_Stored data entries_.

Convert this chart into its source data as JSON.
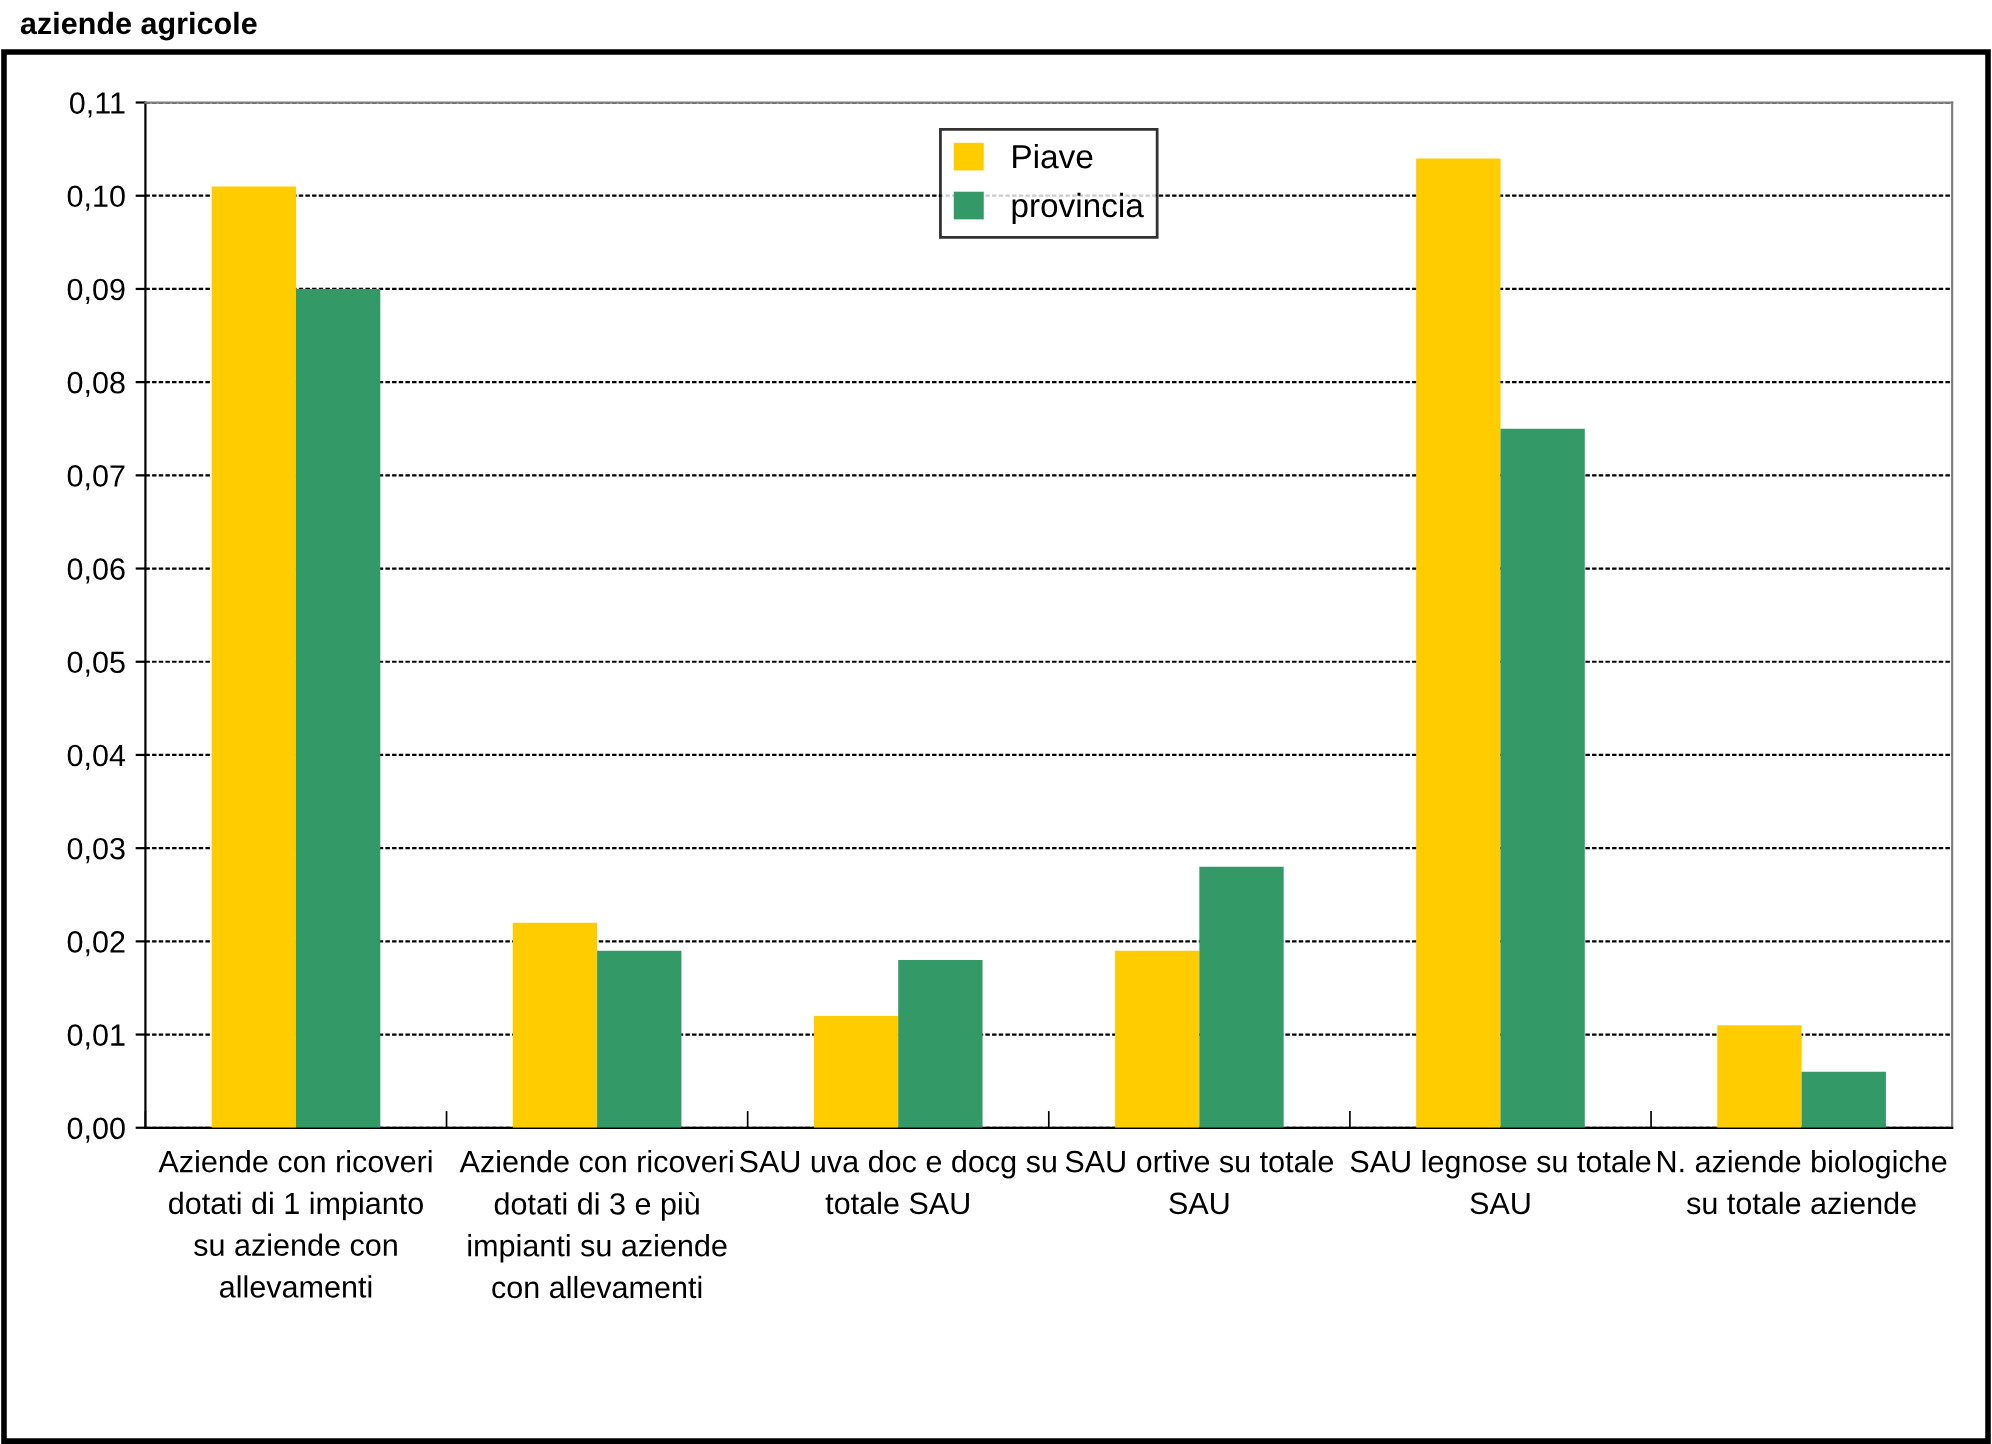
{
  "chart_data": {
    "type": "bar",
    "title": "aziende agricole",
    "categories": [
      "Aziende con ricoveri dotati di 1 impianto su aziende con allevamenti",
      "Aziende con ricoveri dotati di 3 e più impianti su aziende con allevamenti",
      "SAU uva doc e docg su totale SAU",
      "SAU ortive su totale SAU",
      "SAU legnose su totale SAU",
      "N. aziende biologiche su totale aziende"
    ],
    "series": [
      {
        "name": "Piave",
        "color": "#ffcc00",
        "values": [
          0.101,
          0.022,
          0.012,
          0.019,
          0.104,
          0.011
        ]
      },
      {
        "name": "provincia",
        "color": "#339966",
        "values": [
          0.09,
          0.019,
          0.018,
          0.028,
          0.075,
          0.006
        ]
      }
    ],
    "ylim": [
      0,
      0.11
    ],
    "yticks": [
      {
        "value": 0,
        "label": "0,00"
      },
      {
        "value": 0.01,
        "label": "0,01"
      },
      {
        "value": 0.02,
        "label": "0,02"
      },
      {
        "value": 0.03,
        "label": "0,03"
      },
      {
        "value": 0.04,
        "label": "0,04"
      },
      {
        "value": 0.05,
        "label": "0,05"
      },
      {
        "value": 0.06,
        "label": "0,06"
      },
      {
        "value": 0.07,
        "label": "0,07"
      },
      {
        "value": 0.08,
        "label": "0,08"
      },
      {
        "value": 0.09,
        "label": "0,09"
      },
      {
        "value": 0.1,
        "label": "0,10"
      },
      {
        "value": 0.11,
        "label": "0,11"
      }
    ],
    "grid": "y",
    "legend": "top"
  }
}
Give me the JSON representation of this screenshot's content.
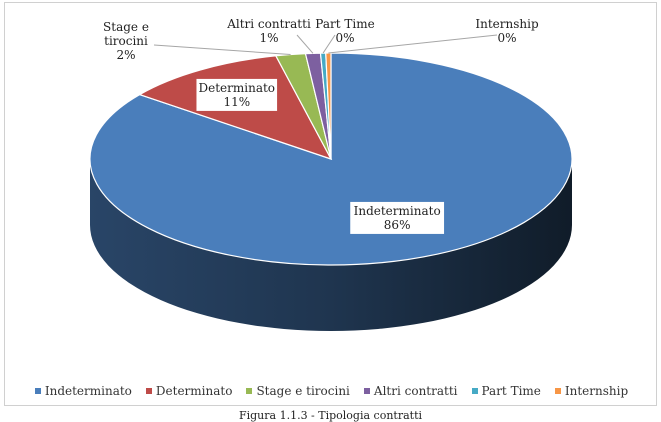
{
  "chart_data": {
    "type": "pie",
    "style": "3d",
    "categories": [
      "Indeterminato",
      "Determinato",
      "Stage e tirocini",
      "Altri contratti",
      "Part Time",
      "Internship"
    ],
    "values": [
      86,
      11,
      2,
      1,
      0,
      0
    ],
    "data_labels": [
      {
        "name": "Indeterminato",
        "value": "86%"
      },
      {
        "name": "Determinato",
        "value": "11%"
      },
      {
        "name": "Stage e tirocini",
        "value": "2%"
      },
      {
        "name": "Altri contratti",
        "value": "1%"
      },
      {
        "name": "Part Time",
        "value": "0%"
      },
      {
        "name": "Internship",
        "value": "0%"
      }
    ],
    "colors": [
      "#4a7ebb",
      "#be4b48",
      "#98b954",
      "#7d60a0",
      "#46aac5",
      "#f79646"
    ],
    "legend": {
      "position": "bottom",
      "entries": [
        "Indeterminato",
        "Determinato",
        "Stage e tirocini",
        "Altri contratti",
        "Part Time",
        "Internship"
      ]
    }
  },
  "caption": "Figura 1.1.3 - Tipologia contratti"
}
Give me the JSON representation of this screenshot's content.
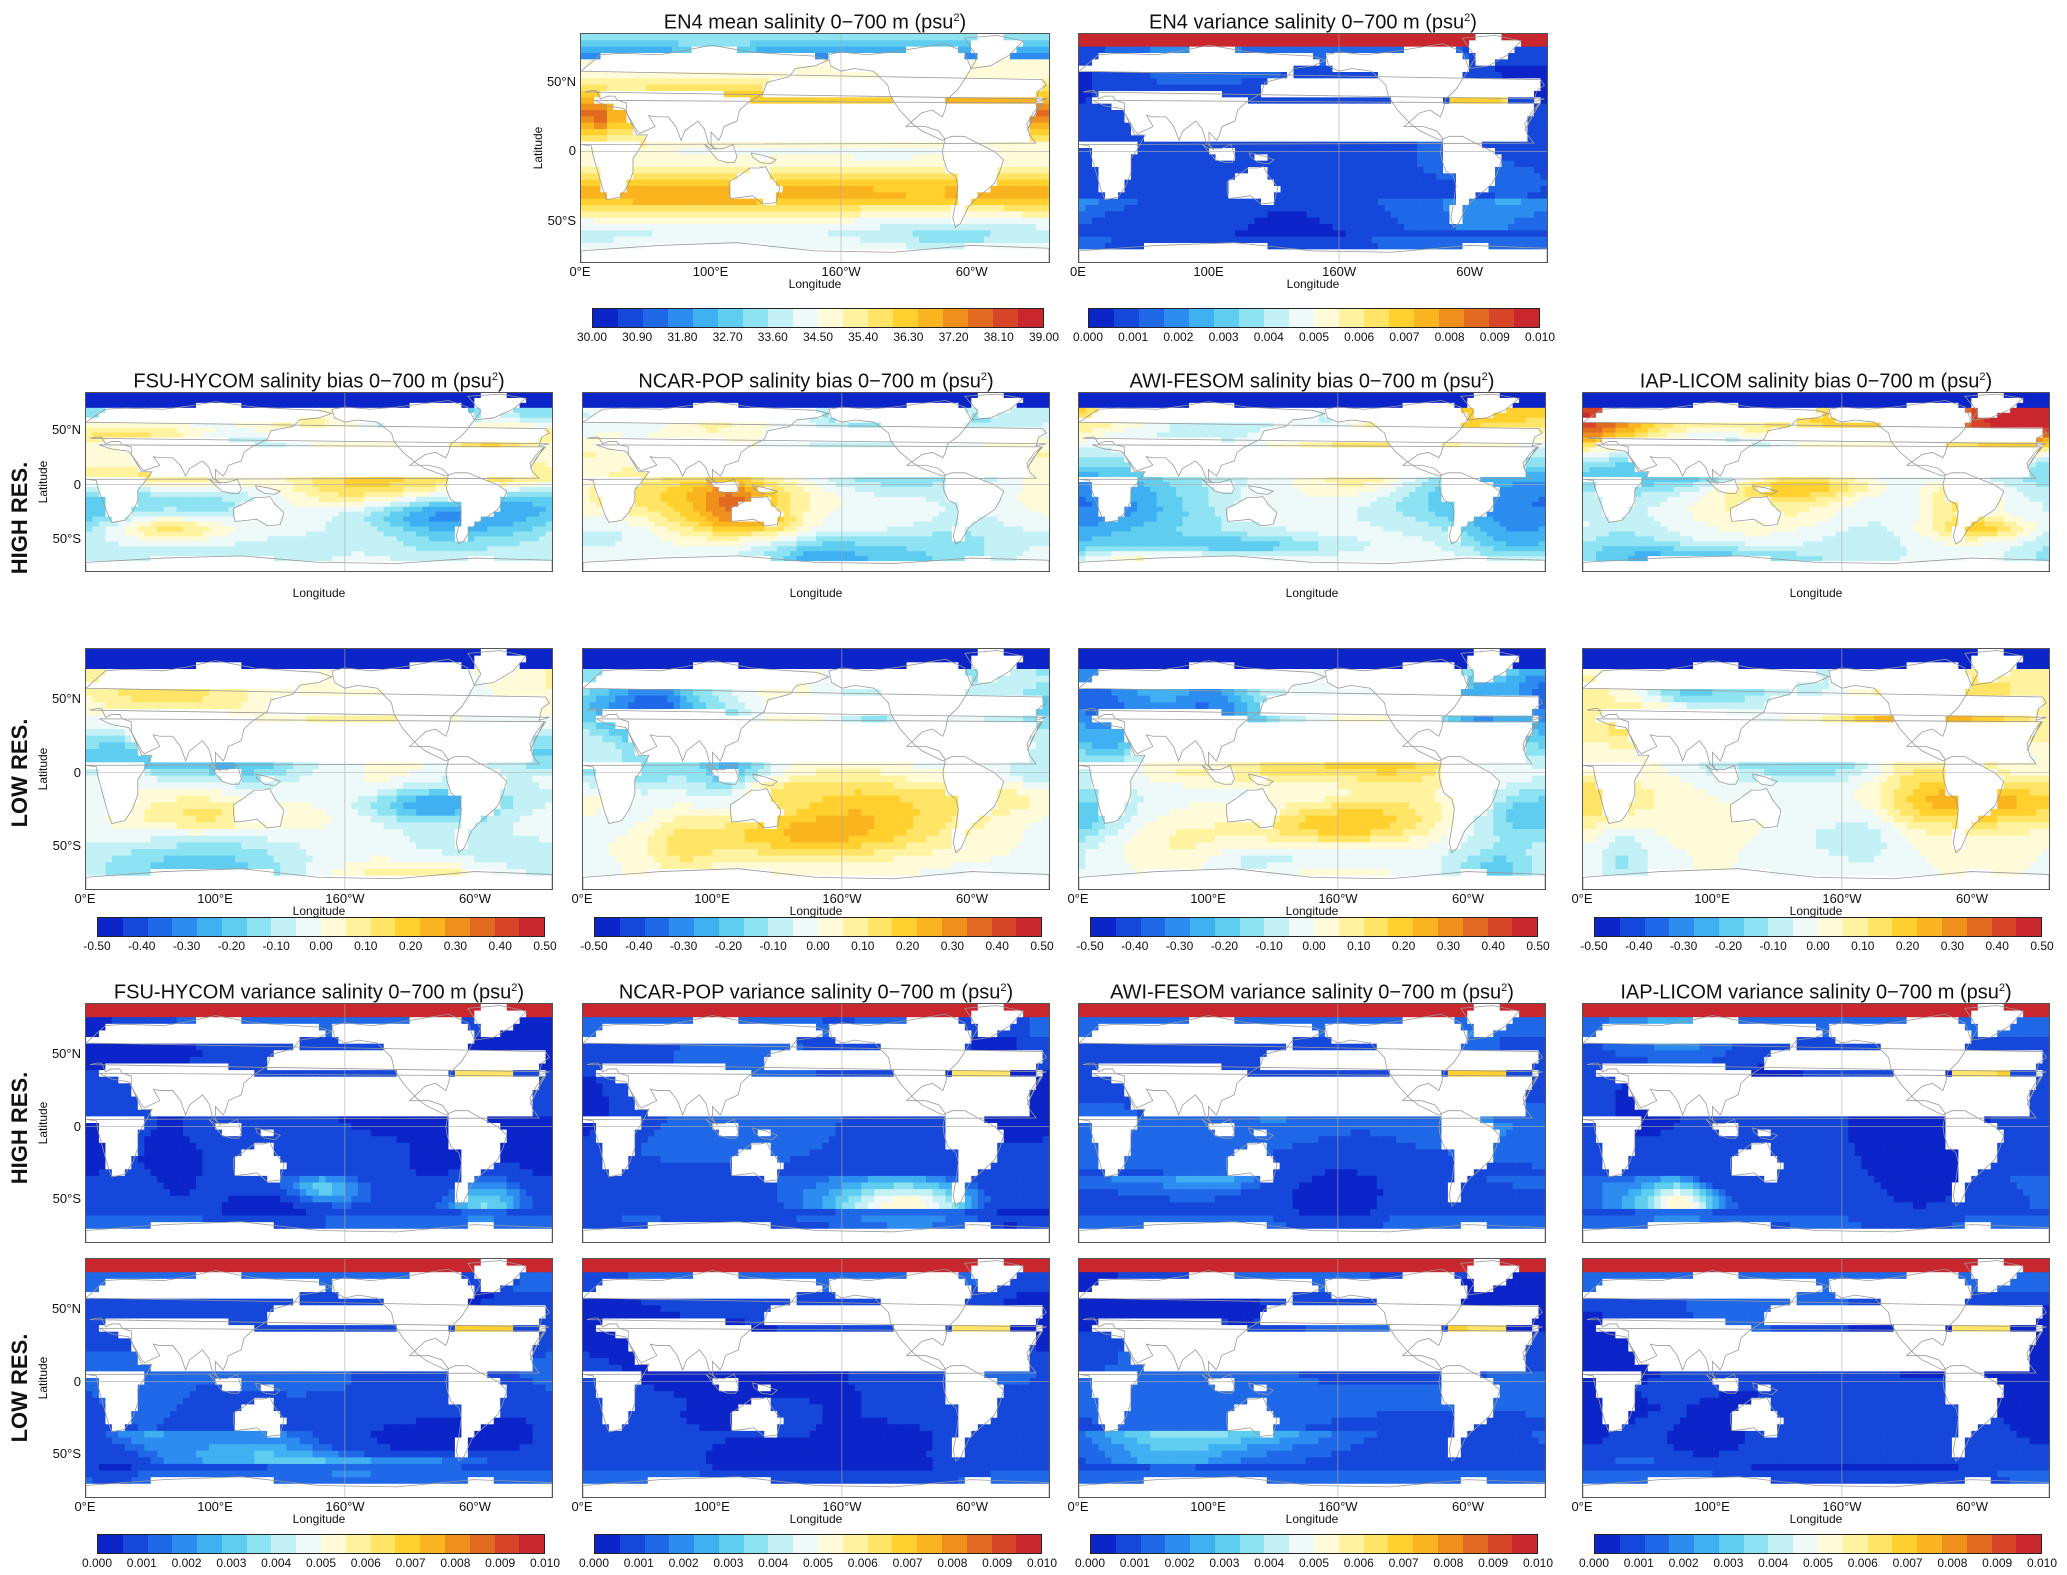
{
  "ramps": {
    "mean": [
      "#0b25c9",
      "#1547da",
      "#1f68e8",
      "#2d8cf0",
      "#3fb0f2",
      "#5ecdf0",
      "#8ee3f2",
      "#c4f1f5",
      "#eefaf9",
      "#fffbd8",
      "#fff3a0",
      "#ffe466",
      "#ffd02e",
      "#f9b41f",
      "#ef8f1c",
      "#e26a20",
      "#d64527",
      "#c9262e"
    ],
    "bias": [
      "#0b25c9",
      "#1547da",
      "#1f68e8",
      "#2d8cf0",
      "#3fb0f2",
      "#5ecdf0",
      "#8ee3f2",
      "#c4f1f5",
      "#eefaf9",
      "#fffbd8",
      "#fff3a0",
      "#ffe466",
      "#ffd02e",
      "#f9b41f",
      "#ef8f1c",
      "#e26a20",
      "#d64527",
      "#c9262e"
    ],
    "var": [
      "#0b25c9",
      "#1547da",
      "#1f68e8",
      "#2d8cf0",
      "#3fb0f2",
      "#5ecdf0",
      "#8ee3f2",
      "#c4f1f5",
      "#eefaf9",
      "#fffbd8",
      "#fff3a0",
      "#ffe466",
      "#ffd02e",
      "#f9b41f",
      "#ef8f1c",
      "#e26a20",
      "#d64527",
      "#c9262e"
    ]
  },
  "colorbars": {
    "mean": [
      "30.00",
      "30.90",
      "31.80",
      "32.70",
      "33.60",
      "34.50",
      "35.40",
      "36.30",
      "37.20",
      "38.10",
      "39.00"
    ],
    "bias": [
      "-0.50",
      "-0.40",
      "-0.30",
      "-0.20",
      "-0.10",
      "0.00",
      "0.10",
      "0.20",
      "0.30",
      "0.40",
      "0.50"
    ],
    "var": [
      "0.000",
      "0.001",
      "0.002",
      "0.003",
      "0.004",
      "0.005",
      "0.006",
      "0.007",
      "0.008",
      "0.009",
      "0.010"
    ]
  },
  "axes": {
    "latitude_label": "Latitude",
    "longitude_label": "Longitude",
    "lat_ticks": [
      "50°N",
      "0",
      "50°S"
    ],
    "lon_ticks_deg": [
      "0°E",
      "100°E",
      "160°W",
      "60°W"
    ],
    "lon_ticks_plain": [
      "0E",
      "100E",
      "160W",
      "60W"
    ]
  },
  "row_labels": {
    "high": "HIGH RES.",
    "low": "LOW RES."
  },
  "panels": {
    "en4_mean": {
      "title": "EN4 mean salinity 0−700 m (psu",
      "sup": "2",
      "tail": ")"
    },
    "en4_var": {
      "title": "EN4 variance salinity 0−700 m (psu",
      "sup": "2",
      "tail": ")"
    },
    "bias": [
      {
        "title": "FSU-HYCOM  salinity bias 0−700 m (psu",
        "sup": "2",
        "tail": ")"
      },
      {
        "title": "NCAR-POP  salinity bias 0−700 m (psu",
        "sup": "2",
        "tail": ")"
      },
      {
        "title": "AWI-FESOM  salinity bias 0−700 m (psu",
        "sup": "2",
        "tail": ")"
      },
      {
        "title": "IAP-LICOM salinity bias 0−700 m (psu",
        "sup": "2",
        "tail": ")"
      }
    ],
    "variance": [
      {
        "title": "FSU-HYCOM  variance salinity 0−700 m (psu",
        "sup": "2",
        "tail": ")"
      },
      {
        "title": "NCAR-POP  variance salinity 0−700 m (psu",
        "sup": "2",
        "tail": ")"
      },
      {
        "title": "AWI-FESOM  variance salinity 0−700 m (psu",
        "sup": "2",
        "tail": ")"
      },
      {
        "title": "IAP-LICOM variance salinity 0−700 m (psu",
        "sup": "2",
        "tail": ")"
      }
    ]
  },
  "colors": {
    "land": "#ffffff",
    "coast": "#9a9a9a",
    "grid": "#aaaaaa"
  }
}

_Exercise goal_. Report the count of lines in the entries that contain the string "dotati", and nothing besides it.

_Problem solution_. 2